— Start of Dataset extract —
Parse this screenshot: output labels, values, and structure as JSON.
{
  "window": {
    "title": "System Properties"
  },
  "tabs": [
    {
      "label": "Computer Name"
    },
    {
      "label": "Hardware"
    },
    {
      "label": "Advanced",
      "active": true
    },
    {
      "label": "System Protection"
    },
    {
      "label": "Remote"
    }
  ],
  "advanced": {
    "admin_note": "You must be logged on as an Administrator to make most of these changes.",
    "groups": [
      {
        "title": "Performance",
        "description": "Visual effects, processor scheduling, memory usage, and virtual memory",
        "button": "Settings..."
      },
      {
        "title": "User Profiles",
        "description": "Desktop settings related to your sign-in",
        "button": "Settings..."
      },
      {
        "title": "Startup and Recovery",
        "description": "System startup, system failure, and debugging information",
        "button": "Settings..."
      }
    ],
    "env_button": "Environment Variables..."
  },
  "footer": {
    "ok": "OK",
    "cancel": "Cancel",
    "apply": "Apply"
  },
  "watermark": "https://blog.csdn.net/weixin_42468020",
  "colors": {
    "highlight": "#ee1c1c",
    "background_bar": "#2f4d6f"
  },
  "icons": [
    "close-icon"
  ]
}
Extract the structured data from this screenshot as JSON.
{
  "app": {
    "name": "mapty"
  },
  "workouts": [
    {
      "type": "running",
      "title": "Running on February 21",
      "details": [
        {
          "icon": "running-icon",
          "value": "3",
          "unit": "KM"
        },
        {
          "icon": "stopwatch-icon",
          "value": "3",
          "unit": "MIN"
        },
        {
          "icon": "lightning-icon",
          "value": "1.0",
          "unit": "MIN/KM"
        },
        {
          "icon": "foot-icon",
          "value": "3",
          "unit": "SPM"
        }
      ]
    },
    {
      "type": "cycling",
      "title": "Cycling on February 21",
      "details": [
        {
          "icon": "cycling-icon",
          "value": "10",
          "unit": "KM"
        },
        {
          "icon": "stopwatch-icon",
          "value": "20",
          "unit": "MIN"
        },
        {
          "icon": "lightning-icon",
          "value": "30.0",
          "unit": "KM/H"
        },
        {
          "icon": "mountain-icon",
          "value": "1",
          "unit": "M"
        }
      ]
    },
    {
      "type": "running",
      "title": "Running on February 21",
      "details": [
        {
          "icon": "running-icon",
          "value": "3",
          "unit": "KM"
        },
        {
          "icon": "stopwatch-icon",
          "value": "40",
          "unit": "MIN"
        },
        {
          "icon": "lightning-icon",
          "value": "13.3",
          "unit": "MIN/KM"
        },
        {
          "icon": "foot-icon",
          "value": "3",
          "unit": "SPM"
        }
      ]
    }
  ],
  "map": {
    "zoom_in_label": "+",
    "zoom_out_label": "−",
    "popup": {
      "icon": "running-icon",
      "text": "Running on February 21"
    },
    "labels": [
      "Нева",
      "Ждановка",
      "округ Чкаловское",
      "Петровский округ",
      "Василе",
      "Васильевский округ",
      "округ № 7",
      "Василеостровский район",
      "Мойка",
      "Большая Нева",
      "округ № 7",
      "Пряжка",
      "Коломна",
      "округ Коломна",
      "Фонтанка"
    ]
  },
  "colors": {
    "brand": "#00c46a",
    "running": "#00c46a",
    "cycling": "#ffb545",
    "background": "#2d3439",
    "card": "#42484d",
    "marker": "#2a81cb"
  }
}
— End of Dataset extract —
Brief: Reproduce the records in full, exactly as written.

Response below:
Parse this screenshot: output labels, values, and structure as JSON.
{
  "window": {
    "title": "System Properties"
  },
  "tabs": [
    {
      "label": "Computer Name"
    },
    {
      "label": "Hardware"
    },
    {
      "label": "Advanced",
      "active": true
    },
    {
      "label": "System Protection"
    },
    {
      "label": "Remote"
    }
  ],
  "advanced": {
    "admin_note": "You must be logged on as an Administrator to make most of these changes.",
    "groups": [
      {
        "title": "Performance",
        "description": "Visual effects, processor scheduling, memory usage, and virtual memory",
        "button": "Settings..."
      },
      {
        "title": "User Profiles",
        "description": "Desktop settings related to your sign-in",
        "button": "Settings..."
      },
      {
        "title": "Startup and Recovery",
        "description": "System startup, system failure, and debugging information",
        "button": "Settings..."
      }
    ],
    "env_button": "Environment Variables..."
  },
  "footer": {
    "ok": "OK",
    "cancel": "Cancel",
    "apply": "Apply"
  },
  "watermark": "https://blog.csdn.net/weixin_42468020",
  "colors": {
    "highlight": "#ee1c1c",
    "background_bar": "#2f4d6f"
  },
  "icons": [
    "close-icon"
  ]
}
Extract the structured data from this screenshot as JSON.
{
  "app": {
    "name": "mapty"
  },
  "workouts": [
    {
      "type": "running",
      "title": "Running on February 21",
      "details": [
        {
          "icon": "running-icon",
          "value": "3",
          "unit": "KM"
        },
        {
          "icon": "stopwatch-icon",
          "value": "3",
          "unit": "MIN"
        },
        {
          "icon": "lightning-icon",
          "value": "1.0",
          "unit": "MIN/KM"
        },
        {
          "icon": "foot-icon",
          "value": "3",
          "unit": "SPM"
        }
      ]
    },
    {
      "type": "cycling",
      "title": "Cycling on February 21",
      "details": [
        {
          "icon": "cycling-icon",
          "value": "10",
          "unit": "KM"
        },
        {
          "icon": "stopwatch-icon",
          "value": "20",
          "unit": "MIN"
        },
        {
          "icon": "lightning-icon",
          "value": "30.0",
          "unit": "KM/H"
        },
        {
          "icon": "mountain-icon",
          "value": "1",
          "unit": "M"
        }
      ]
    },
    {
      "type": "running",
      "title": "Running on February 21",
      "details": [
        {
          "icon": "running-icon",
          "value": "3",
          "unit": "KM"
        },
        {
          "icon": "stopwatch-icon",
          "value": "40",
          "unit": "MIN"
        },
        {
          "icon": "lightning-icon",
          "value": "13.3",
          "unit": "MIN/KM"
        },
        {
          "icon": "foot-icon",
          "value": "3",
          "unit": "SPM"
        }
      ]
    }
  ],
  "map": {
    "zoom_in_label": "+",
    "zoom_out_label": "−",
    "popup": {
      "icon": "running-icon",
      "text": "Running on February 21"
    },
    "labels": [
      "Нева",
      "Ждановка",
      "округ Чкаловское",
      "Петровский округ",
      "Василе",
      "Васильевский округ",
      "округ № 7",
      "Василеостровский район",
      "Мойка",
      "Большая Нева",
      "округ № 7",
      "Пряжка",
      "Коломна",
      "округ Коломна",
      "Фонтанка"
    ]
  },
  "colors": {
    "brand": "#00c46a",
    "running": "#00c46a",
    "cycling": "#ffb545",
    "background": "#2d3439",
    "card": "#42484d",
    "marker": "#2a81cb"
  }
}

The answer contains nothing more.